### Task objective
From the listing below, pull out every line where the string "Green" appears.

### Dataset rows
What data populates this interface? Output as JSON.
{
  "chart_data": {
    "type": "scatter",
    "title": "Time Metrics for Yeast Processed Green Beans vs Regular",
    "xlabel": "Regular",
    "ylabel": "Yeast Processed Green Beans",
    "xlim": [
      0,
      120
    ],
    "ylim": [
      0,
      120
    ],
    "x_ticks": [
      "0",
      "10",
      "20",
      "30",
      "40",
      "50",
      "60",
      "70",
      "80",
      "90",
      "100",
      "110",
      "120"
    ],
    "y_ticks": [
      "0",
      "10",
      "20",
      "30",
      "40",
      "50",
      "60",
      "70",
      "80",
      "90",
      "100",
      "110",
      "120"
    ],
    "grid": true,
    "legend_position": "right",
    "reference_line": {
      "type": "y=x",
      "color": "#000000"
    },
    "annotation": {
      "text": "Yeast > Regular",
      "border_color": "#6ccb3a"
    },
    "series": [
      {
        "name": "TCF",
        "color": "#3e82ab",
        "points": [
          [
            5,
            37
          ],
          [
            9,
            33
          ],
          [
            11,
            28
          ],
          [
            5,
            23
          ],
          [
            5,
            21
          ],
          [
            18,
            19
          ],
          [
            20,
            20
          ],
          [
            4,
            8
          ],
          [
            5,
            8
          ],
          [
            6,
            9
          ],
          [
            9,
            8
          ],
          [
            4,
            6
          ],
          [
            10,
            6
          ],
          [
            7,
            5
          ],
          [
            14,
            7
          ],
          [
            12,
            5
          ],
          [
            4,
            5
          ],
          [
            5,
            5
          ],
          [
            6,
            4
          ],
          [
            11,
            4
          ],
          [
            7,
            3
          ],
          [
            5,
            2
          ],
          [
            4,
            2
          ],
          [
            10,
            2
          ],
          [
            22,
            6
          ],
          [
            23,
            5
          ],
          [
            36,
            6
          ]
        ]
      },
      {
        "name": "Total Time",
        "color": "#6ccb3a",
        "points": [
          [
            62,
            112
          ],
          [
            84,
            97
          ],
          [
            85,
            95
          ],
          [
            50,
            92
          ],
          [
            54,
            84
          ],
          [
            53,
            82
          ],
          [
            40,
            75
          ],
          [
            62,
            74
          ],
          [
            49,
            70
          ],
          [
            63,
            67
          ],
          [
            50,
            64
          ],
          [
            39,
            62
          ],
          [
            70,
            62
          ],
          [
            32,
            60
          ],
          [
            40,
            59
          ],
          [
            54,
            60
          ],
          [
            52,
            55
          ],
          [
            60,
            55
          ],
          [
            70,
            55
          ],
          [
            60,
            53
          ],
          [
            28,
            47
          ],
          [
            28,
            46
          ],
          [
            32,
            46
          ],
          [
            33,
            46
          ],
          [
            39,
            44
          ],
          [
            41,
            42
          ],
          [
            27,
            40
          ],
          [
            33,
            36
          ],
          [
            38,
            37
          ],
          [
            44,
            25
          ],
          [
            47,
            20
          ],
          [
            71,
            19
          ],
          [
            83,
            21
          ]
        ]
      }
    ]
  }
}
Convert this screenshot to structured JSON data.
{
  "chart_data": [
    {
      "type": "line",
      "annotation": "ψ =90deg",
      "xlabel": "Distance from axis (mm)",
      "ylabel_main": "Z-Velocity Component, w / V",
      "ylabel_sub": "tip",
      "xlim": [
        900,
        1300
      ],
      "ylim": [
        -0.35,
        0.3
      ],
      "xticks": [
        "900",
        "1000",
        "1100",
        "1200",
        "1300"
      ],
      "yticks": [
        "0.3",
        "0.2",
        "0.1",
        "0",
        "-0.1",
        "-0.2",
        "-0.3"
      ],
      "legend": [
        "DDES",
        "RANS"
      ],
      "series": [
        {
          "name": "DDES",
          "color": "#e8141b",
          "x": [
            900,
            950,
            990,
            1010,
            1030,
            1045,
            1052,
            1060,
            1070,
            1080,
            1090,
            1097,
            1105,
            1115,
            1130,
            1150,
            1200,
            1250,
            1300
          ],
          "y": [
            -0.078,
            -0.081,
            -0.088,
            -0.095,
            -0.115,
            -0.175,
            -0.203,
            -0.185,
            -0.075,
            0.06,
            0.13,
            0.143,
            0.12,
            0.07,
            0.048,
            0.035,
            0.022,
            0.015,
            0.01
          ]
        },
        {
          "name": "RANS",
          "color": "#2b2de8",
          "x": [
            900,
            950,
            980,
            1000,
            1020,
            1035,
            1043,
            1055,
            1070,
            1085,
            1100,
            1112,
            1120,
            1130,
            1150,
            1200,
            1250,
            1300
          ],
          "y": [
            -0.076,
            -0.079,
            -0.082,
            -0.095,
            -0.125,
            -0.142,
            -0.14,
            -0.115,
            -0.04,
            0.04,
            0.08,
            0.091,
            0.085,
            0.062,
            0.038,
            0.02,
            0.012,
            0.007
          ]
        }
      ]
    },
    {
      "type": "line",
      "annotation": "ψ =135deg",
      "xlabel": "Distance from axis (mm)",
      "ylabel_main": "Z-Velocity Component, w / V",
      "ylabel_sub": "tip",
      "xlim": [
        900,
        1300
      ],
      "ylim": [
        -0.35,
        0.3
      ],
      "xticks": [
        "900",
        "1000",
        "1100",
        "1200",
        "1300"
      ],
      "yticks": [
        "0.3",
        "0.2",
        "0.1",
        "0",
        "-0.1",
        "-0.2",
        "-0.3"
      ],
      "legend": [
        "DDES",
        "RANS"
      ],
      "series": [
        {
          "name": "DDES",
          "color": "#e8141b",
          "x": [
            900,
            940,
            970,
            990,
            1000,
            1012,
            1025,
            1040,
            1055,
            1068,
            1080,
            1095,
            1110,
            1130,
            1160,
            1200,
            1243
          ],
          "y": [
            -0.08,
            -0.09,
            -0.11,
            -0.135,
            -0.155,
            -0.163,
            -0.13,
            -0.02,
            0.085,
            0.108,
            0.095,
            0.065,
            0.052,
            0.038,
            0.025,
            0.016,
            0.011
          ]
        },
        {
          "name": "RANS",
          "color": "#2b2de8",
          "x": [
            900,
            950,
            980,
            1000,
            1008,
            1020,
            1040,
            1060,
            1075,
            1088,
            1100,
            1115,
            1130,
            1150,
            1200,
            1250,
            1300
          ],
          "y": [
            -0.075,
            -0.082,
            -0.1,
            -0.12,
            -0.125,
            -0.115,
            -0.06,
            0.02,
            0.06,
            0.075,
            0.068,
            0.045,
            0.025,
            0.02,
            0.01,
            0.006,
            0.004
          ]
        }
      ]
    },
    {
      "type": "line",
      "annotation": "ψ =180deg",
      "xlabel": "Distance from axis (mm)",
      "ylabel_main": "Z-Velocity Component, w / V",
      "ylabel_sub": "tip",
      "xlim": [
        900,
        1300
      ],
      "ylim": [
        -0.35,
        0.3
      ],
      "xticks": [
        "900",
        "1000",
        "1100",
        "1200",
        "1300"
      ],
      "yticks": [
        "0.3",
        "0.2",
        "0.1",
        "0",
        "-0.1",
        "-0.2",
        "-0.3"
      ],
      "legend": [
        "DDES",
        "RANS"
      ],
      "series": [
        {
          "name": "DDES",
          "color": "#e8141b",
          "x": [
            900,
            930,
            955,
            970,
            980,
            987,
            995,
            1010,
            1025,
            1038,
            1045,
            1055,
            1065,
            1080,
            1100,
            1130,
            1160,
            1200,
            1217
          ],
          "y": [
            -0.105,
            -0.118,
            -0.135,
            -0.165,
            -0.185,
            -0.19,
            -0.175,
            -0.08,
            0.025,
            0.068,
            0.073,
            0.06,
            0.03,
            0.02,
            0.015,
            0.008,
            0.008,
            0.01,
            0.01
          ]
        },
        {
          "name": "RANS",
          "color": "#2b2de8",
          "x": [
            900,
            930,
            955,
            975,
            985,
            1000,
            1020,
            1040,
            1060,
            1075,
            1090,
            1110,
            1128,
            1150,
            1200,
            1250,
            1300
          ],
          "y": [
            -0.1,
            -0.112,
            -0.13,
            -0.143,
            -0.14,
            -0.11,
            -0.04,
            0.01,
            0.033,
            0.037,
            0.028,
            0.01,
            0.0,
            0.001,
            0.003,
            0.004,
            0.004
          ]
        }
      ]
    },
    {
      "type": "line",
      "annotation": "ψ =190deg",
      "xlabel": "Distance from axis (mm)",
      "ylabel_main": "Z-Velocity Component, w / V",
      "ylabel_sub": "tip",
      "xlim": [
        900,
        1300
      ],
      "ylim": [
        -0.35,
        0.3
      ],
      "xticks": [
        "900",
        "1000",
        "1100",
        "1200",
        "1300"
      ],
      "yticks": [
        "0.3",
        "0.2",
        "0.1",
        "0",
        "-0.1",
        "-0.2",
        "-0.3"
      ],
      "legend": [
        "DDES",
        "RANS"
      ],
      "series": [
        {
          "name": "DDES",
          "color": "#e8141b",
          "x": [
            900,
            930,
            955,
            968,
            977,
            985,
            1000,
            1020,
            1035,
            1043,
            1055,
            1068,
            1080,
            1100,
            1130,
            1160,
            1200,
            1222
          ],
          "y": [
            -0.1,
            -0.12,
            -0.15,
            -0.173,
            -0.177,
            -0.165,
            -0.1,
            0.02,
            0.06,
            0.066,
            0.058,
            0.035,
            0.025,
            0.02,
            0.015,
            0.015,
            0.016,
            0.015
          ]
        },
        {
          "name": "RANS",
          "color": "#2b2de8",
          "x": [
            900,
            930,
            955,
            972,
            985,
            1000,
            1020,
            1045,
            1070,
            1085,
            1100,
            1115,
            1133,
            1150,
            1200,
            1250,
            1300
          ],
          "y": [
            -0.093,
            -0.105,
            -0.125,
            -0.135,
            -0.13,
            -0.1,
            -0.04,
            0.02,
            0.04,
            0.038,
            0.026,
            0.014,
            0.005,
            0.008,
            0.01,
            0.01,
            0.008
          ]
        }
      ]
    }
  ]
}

### The solution
    "title": "Time Metrics for Yeast Processed Green Beans vs Regular",
    "ylabel": "Yeast Processed Green Beans",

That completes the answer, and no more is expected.